What the exercise asks: Show every line below where "идентификатора" can be found.

Given data:
## START

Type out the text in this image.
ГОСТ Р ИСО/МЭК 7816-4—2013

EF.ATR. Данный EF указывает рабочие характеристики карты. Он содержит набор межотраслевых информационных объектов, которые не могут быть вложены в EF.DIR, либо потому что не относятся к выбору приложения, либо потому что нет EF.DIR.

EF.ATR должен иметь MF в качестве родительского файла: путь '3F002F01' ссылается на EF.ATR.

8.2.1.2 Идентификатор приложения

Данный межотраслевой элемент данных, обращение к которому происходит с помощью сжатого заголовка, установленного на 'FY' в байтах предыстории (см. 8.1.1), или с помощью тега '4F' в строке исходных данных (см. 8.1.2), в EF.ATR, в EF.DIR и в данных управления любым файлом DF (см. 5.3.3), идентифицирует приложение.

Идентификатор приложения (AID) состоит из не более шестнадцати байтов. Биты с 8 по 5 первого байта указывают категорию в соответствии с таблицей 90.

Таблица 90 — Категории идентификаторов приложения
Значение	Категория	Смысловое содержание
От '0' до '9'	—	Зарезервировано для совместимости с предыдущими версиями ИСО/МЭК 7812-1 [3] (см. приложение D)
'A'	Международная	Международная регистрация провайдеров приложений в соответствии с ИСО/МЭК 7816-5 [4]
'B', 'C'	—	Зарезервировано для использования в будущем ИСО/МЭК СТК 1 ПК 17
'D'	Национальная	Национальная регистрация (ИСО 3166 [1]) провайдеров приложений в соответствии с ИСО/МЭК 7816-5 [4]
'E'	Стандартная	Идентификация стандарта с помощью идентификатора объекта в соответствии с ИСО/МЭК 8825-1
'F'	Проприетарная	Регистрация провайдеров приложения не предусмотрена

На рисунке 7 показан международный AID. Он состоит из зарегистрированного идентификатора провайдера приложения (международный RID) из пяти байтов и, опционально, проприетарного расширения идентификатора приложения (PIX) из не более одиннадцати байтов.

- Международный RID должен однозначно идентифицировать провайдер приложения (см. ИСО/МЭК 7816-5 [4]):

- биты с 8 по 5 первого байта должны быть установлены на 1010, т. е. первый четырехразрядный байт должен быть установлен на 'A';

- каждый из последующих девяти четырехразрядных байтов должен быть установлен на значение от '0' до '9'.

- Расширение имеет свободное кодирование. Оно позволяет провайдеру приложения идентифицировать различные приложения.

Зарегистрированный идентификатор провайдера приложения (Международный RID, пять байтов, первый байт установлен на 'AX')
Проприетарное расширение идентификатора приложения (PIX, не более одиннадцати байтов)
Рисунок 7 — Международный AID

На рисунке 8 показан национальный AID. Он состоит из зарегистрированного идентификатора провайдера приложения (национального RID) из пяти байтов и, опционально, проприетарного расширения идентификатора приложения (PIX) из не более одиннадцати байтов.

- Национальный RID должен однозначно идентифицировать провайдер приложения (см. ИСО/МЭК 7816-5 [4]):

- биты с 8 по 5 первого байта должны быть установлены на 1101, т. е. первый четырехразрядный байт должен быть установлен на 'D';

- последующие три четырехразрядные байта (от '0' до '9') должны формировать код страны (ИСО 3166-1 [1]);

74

## END

Right answer:
'E'	Стандартная	Идентификация стандарта с помощью идентификатора объекта в соответствии с ИСО/МЭК 8825-1
На рисунке 7 показан международный AID. Он состоит из зарегистрированного идентификатора провайдера приложения (международный RID) из пяти байтов и, опционально, проприетарного расширения идентификатора приложения (PIX) из не более одиннадцати байтов.
Проприетарное расширение идентификатора приложения (PIX, не более одиннадцати байтов)
На рисунке 8 показан национальный AID. Он состоит из зарегистрированного идентификатора провайдера приложения (национального RID) из пяти байтов и, опционально, проприетарного расширения идентификатора приложения (PIX) из не более одиннадцати байтов.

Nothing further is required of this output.